## Aim of the task
Output the data that follows exactly, line for line.
--------
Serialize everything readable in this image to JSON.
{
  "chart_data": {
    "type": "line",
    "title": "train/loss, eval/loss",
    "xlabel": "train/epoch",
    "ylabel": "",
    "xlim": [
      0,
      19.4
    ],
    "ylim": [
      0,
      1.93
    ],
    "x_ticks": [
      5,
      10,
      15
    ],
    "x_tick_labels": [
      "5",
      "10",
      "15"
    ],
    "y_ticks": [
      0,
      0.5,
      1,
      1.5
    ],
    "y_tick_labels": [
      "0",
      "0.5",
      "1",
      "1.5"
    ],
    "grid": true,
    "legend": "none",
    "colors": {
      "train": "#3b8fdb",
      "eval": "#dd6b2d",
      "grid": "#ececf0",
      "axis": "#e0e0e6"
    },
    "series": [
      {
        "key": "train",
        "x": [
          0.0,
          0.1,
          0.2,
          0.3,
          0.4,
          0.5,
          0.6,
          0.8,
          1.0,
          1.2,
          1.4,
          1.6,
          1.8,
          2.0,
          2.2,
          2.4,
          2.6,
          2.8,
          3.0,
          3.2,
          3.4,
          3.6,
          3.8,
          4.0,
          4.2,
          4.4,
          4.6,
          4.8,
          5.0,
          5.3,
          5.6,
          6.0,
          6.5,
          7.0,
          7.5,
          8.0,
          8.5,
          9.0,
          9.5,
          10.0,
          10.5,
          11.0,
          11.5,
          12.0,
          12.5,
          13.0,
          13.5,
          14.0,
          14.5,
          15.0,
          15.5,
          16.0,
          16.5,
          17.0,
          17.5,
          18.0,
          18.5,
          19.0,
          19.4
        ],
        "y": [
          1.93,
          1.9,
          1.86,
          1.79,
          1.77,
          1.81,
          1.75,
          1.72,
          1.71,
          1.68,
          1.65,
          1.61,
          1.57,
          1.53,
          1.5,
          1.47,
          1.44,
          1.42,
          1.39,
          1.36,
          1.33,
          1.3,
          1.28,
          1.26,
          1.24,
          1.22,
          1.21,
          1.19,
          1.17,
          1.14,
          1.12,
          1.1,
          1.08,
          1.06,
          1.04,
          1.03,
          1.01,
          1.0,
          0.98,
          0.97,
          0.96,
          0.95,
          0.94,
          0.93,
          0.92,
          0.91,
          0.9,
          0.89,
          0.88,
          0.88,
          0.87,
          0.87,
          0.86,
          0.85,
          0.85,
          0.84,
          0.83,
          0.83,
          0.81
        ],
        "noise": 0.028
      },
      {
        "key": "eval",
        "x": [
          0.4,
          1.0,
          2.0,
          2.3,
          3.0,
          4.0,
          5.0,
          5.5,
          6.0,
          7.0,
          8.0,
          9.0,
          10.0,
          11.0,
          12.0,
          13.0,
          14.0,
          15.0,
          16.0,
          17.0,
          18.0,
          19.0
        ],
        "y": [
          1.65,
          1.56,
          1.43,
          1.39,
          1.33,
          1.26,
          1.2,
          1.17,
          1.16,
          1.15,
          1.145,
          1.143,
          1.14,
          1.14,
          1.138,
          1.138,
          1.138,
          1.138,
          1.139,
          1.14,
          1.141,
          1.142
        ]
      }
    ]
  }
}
--------
## The solution
Serialize everything readable in this image to JSON.
{
  "chart_data": {
    "type": "line",
    "title": "train/loss, eval/loss",
    "xlabel": "train/epoch",
    "ylabel": "",
    "xlim": [
      0,
      19.4
    ],
    "ylim": [
      0,
      1.93
    ],
    "x_ticks": [
      5,
      10,
      15
    ],
    "x_tick_labels": [
      "5",
      "10",
      "15"
    ],
    "y_ticks": [
      0,
      0.5,
      1,
      1.5
    ],
    "y_tick_labels": [
      "0",
      "0.5",
      "1",
      "1.5"
    ],
    "grid": true,
    "legend": "none",
    "colors": {
      "train": "#3b8fdb",
      "eval": "#dd6b2d",
      "grid": "#ececf0",
      "axis": "#e0e0e6"
    },
    "series": [
      {
        "key": "train",
        "x": [
          0.0,
          0.1,
          0.2,
          0.3,
          0.4,
          0.5,
          0.6,
          0.8,
          1.0,
          1.2,
          1.4,
          1.6,
          1.8,
          2.0,
          2.2,
          2.4,
          2.6,
          2.8,
          3.0,
          3.2,
          3.4,
          3.6,
          3.8,
          4.0,
          4.2,
          4.4,
          4.6,
          4.8,
          5.0,
          5.3,
          5.6,
          6.0,
          6.5,
          7.0,
          7.5,
          8.0,
          8.5,
          9.0,
          9.5,
          10.0,
          10.5,
          11.0,
          11.5,
          12.0,
          12.5,
          13.0,
          13.5,
          14.0,
          14.5,
          15.0,
          15.5,
          16.0,
          16.5,
          17.0,
          17.5,
          18.0,
          18.5,
          19.0,
          19.4
        ],
        "y": [
          1.93,
          1.9,
          1.86,
          1.79,
          1.77,
          1.81,
          1.75,
          1.72,
          1.71,
          1.68,
          1.65,
          1.61,
          1.57,
          1.53,
          1.5,
          1.47,
          1.44,
          1.42,
          1.39,
          1.36,
          1.33,
          1.3,
          1.28,
          1.26,
          1.24,
          1.22,
          1.21,
          1.19,
          1.17,
          1.14,
          1.12,
          1.1,
          1.08,
          1.06,
          1.04,
          1.03,
          1.01,
          1.0,
          0.98,
          0.97,
          0.96,
          0.95,
          0.94,
          0.93,
          0.92,
          0.91,
          0.9,
          0.89,
          0.88,
          0.88,
          0.87,
          0.87,
          0.86,
          0.85,
          0.85,
          0.84,
          0.83,
          0.83,
          0.81
        ],
        "noise": 0.028
      },
      {
        "key": "eval",
        "x": [
          0.4,
          1.0,
          2.0,
          2.3,
          3.0,
          4.0,
          5.0,
          5.5,
          6.0,
          7.0,
          8.0,
          9.0,
          10.0,
          11.0,
          12.0,
          13.0,
          14.0,
          15.0,
          16.0,
          17.0,
          18.0,
          19.0
        ],
        "y": [
          1.65,
          1.56,
          1.43,
          1.39,
          1.33,
          1.26,
          1.2,
          1.17,
          1.16,
          1.15,
          1.145,
          1.143,
          1.14,
          1.14,
          1.138,
          1.138,
          1.138,
          1.138,
          1.139,
          1.14,
          1.141,
          1.142
        ]
      }
    ]
  }
}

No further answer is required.